Print all of the data exactly.
::: Stored rows :::
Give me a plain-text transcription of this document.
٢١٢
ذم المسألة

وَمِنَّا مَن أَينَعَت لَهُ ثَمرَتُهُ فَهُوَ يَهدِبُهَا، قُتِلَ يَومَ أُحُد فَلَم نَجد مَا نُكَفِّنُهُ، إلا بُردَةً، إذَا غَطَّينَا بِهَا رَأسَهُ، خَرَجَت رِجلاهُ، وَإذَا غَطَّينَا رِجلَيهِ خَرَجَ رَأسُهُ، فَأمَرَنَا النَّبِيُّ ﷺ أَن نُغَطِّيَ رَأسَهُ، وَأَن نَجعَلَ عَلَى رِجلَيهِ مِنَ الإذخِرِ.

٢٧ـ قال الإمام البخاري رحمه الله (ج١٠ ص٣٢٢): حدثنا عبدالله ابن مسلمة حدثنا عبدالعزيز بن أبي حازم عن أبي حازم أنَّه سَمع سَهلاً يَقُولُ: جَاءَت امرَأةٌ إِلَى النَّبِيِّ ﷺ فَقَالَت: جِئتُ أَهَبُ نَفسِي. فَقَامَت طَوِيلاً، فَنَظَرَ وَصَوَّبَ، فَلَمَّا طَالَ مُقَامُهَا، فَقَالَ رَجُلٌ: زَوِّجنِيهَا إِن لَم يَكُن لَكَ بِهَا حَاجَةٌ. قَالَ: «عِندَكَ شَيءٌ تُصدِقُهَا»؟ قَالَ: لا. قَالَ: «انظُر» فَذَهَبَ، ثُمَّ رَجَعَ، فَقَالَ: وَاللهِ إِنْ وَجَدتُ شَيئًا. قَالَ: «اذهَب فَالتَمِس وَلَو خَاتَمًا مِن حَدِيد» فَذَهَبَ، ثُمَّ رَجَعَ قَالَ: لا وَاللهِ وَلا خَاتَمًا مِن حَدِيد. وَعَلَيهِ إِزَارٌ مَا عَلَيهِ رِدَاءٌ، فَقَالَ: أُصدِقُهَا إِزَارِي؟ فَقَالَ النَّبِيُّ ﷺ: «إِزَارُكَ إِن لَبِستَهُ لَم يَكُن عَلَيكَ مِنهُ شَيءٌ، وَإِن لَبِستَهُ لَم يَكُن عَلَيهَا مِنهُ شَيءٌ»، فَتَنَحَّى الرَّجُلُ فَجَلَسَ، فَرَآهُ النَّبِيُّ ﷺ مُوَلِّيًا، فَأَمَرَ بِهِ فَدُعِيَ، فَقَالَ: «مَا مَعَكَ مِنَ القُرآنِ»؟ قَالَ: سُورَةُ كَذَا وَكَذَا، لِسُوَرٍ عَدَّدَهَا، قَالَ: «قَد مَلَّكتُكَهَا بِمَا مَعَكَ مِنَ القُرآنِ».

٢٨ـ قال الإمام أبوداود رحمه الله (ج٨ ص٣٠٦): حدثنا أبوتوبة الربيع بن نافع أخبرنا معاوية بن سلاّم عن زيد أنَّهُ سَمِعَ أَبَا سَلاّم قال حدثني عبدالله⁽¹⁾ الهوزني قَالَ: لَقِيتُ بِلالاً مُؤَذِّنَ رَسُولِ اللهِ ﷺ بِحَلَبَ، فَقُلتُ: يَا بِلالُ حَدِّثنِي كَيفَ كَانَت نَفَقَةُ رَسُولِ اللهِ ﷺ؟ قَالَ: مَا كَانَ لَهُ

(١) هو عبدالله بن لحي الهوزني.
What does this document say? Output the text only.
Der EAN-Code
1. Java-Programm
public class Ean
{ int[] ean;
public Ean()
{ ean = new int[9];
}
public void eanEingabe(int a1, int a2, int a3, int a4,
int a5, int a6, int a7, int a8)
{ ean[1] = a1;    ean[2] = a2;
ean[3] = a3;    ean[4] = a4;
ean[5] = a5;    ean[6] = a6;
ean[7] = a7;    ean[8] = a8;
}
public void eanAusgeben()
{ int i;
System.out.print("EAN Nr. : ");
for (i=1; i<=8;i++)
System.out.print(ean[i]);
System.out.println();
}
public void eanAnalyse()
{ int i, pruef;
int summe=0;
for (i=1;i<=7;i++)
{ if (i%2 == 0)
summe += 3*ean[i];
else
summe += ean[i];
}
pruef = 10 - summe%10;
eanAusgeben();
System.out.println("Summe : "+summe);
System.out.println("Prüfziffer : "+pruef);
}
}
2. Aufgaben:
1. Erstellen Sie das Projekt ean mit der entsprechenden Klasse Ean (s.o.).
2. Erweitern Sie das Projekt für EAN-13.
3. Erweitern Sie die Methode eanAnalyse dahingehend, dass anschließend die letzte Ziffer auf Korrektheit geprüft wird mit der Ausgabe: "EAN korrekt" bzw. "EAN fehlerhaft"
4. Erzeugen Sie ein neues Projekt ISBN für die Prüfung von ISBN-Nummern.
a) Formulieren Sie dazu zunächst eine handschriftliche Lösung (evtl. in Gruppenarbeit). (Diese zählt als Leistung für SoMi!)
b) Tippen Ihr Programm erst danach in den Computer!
:::
— Result —
Give me a plain-text transcription of this document.
٢١٢
ذم المسألة

وَمِنَّا مَن أَينَعَت لَهُ ثَمرَتُهُ فَهُوَ يَهدِبُهَا، قُتِلَ يَومَ أُحُد فَلَم نَجد مَا نُكَفِّنُهُ، إلا بُردَةً، إذَا غَطَّينَا بِهَا رَأسَهُ، خَرَجَت رِجلاهُ، وَإذَا غَطَّينَا رِجلَيهِ خَرَجَ رَأسُهُ، فَأمَرَنَا النَّبِيُّ ﷺ أَن نُغَطِّيَ رَأسَهُ، وَأَن نَجعَلَ عَلَى رِجلَيهِ مِنَ الإذخِرِ.

٢٧ـ قال الإمام البخاري رحمه الله (ج١٠ ص٣٢٢): حدثنا عبدالله ابن مسلمة حدثنا عبدالعزيز بن أبي حازم عن أبي حازم أنَّه سَمع سَهلاً يَقُولُ: جَاءَت امرَأةٌ إِلَى النَّبِيِّ ﷺ فَقَالَت: جِئتُ أَهَبُ نَفسِي. فَقَامَت طَوِيلاً، فَنَظَرَ وَصَوَّبَ، فَلَمَّا طَالَ مُقَامُهَا، فَقَالَ رَجُلٌ: زَوِّجنِيهَا إِن لَم يَكُن لَكَ بِهَا حَاجَةٌ. قَالَ: «عِندَكَ شَيءٌ تُصدِقُهَا»؟ قَالَ: لا. قَالَ: «انظُر» فَذَهَبَ، ثُمَّ رَجَعَ، فَقَالَ: وَاللهِ إِنْ وَجَدتُ شَيئًا. قَالَ: «اذهَب فَالتَمِس وَلَو خَاتَمًا مِن حَدِيد» فَذَهَبَ، ثُمَّ رَجَعَ قَالَ: لا وَاللهِ وَلا خَاتَمًا مِن حَدِيد. وَعَلَيهِ إِزَارٌ مَا عَلَيهِ رِدَاءٌ، فَقَالَ: أُصدِقُهَا إِزَارِي؟ فَقَالَ النَّبِيُّ ﷺ: «إِزَارُكَ إِن لَبِستَهُ لَم يَكُن عَلَيكَ مِنهُ شَيءٌ، وَإِن لَبِستَهُ لَم يَكُن عَلَيهَا مِنهُ شَيءٌ»، فَتَنَحَّى الرَّجُلُ فَجَلَسَ، فَرَآهُ النَّبِيُّ ﷺ مُوَلِّيًا، فَأَمَرَ بِهِ فَدُعِيَ، فَقَالَ: «مَا مَعَكَ مِنَ القُرآنِ»؟ قَالَ: سُورَةُ كَذَا وَكَذَا، لِسُوَرٍ عَدَّدَهَا، قَالَ: «قَد مَلَّكتُكَهَا بِمَا مَعَكَ مِنَ القُرآنِ».

٢٨ـ قال الإمام أبوداود رحمه الله (ج٨ ص٣٠٦): حدثنا أبوتوبة الربيع بن نافع أخبرنا معاوية بن سلاّم عن زيد أنَّهُ سَمِعَ أَبَا سَلاّم قال حدثني عبدالله⁽¹⁾ الهوزني قَالَ: لَقِيتُ بِلالاً مُؤَذِّنَ رَسُولِ اللهِ ﷺ بِحَلَبَ، فَقُلتُ: يَا بِلالُ حَدِّثنِي كَيفَ كَانَت نَفَقَةُ رَسُولِ اللهِ ﷺ؟ قَالَ: مَا كَانَ لَهُ

(١) هو عبدالله بن لحي الهوزني.
What does this document say? Output the text only.
Der EAN-Code
1. Java-Programm
public class Ean
{ int[] ean;
public Ean()
{ ean = new int[9];
}
public void eanEingabe(int a1, int a2, int a3, int a4,
int a5, int a6, int a7, int a8)
{ ean[1] = a1;    ean[2] = a2;
ean[3] = a3;    ean[4] = a4;
ean[5] = a5;    ean[6] = a6;
ean[7] = a7;    ean[8] = a8;
}
public void eanAusgeben()
{ int i;
System.out.print("EAN Nr. : ");
for (i=1; i<=8;i++)
System.out.print(ean[i]);
System.out.println();
}
public void eanAnalyse()
{ int i, pruef;
int summe=0;
for (i=1;i<=7;i++)
{ if (i%2 == 0)
summe += 3*ean[i];
else
summe += ean[i];
}
pruef = 10 - summe%10;
eanAusgeben();
System.out.println("Summe : "+summe);
System.out.println("Prüfziffer : "+pruef);
}
}
2. Aufgaben:
1. Erstellen Sie das Projekt ean mit der entsprechenden Klasse Ean (s.o.).
2. Erweitern Sie das Projekt für EAN-13.
3. Erweitern Sie die Methode eanAnalyse dahingehend, dass anschließend die letzte Ziffer auf Korrektheit geprüft wird mit der Ausgabe: "EAN korrekt" bzw. "EAN fehlerhaft"
4. Erzeugen Sie ein neues Projekt ISBN für die Prüfung von ISBN-Nummern.
a) Formulieren Sie dazu zunächst eine handschriftliche Lösung (evtl. in Gruppenarbeit). (Diese zählt als Leistung für SoMi!)
b) Tippen Ihr Programm erst danach in den Computer!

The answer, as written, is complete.